**DOCUMENT SECTION:**
########################################

Please Note: While much of the information in this piece is, by now, common knowledge, certain key elements became known initially through the efforts of specific journalists. Wherever possible, those sources have been cited and linked. Also Note: It should go without saying that a spoiler warning is in effect.

Peter Parker, Costume Thief

For my money, it’s a mark in Spider-Man‘s favor that it doesn’t sweat the small stuff of superhero mechanics. Peter Parker transitions from his chintzy home-made “Human Spider” getup to the ultra-sleek, meticulously-manufactured Spider-Man spandex with no explanation whatsoever. But in an early draft of the screenplay by writer David Koepp, that wasn’t the case.

In this version – written back when Doctor Octopus and Green Goblin were both supposed to be in the first movie – Spidey wears “not quite there yet” versions of the suit throughout the film, alongside a running gag about unlicensed Spider-Man merchandise actually looking better than the real thing. At the film’s climax, when Peter finds himself needing to rush off to the final battle with no suit on hand, he solves the problem by ducking into a Halloween Store and borrowing – at last – the “proper” Spider-Man costume.

########################################

**TASK INSTRUCTIONS:** Repeat word for word the passage of the Spider-Man costume piece that opens with the words containing "Please Note: While" and closes with "is in effect.".

########################################

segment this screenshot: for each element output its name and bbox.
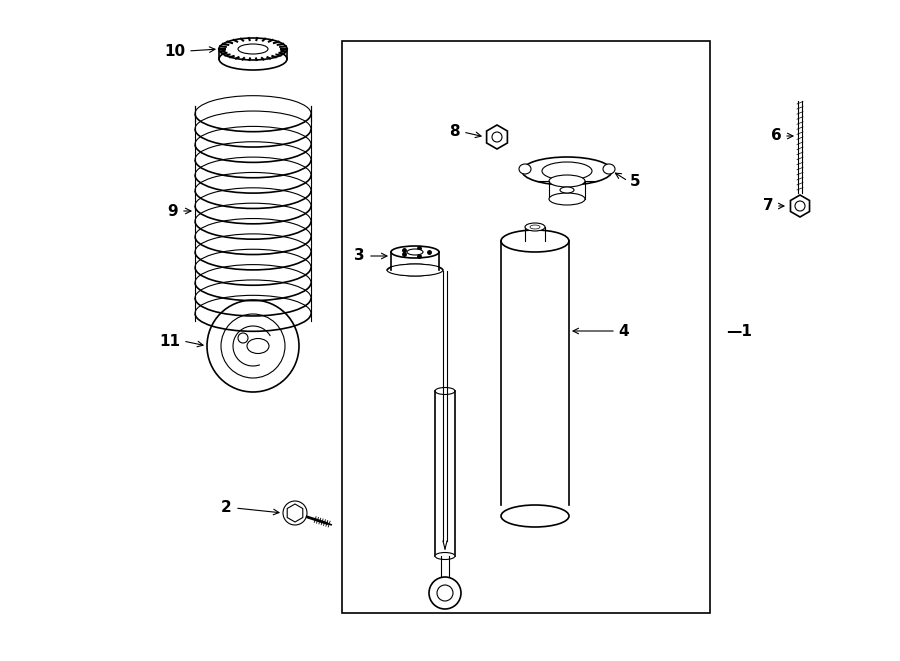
- Text: 5: 5: [630, 173, 641, 188]
- Circle shape: [437, 585, 453, 601]
- Text: 10: 10: [164, 44, 185, 59]
- Circle shape: [283, 501, 307, 525]
- Ellipse shape: [407, 249, 423, 255]
- Ellipse shape: [387, 264, 443, 276]
- Text: 9: 9: [167, 204, 178, 219]
- Polygon shape: [487, 125, 508, 149]
- Ellipse shape: [238, 44, 268, 54]
- Polygon shape: [790, 195, 809, 217]
- Ellipse shape: [530, 225, 540, 229]
- Ellipse shape: [391, 264, 439, 276]
- Ellipse shape: [603, 164, 615, 174]
- Bar: [342, 41, 710, 613]
- Ellipse shape: [501, 230, 569, 252]
- Circle shape: [492, 132, 502, 142]
- Text: 7: 7: [763, 198, 774, 214]
- Ellipse shape: [560, 187, 574, 193]
- Ellipse shape: [435, 387, 455, 395]
- Ellipse shape: [519, 164, 531, 174]
- Ellipse shape: [525, 223, 545, 231]
- Text: 8: 8: [449, 124, 460, 139]
- Text: 2: 2: [221, 500, 232, 516]
- Ellipse shape: [549, 193, 585, 205]
- Text: —1: —1: [726, 323, 752, 338]
- Ellipse shape: [219, 38, 287, 60]
- Text: 11: 11: [159, 334, 180, 348]
- Text: 4: 4: [618, 323, 628, 338]
- Circle shape: [221, 314, 285, 378]
- Ellipse shape: [435, 553, 455, 559]
- Circle shape: [795, 201, 805, 211]
- Text: 6: 6: [771, 128, 782, 143]
- Ellipse shape: [501, 505, 569, 527]
- Ellipse shape: [522, 157, 612, 185]
- Ellipse shape: [542, 162, 592, 180]
- Polygon shape: [287, 504, 302, 522]
- Circle shape: [238, 333, 248, 343]
- Ellipse shape: [247, 338, 269, 354]
- Circle shape: [429, 577, 461, 609]
- Ellipse shape: [549, 175, 585, 187]
- Text: 3: 3: [355, 249, 365, 264]
- Ellipse shape: [219, 48, 287, 70]
- Ellipse shape: [391, 246, 439, 258]
- Circle shape: [207, 300, 299, 392]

########################################

**TASK SOLUTION:**
Please Note: While much of the information in this piece is, by now, common knowledge, certain key elements became known initially through the efforts of specific journalists. Wherever possible, those sources have been cited and linked. Also Note: It should go without saying that a spoiler warning is in effect.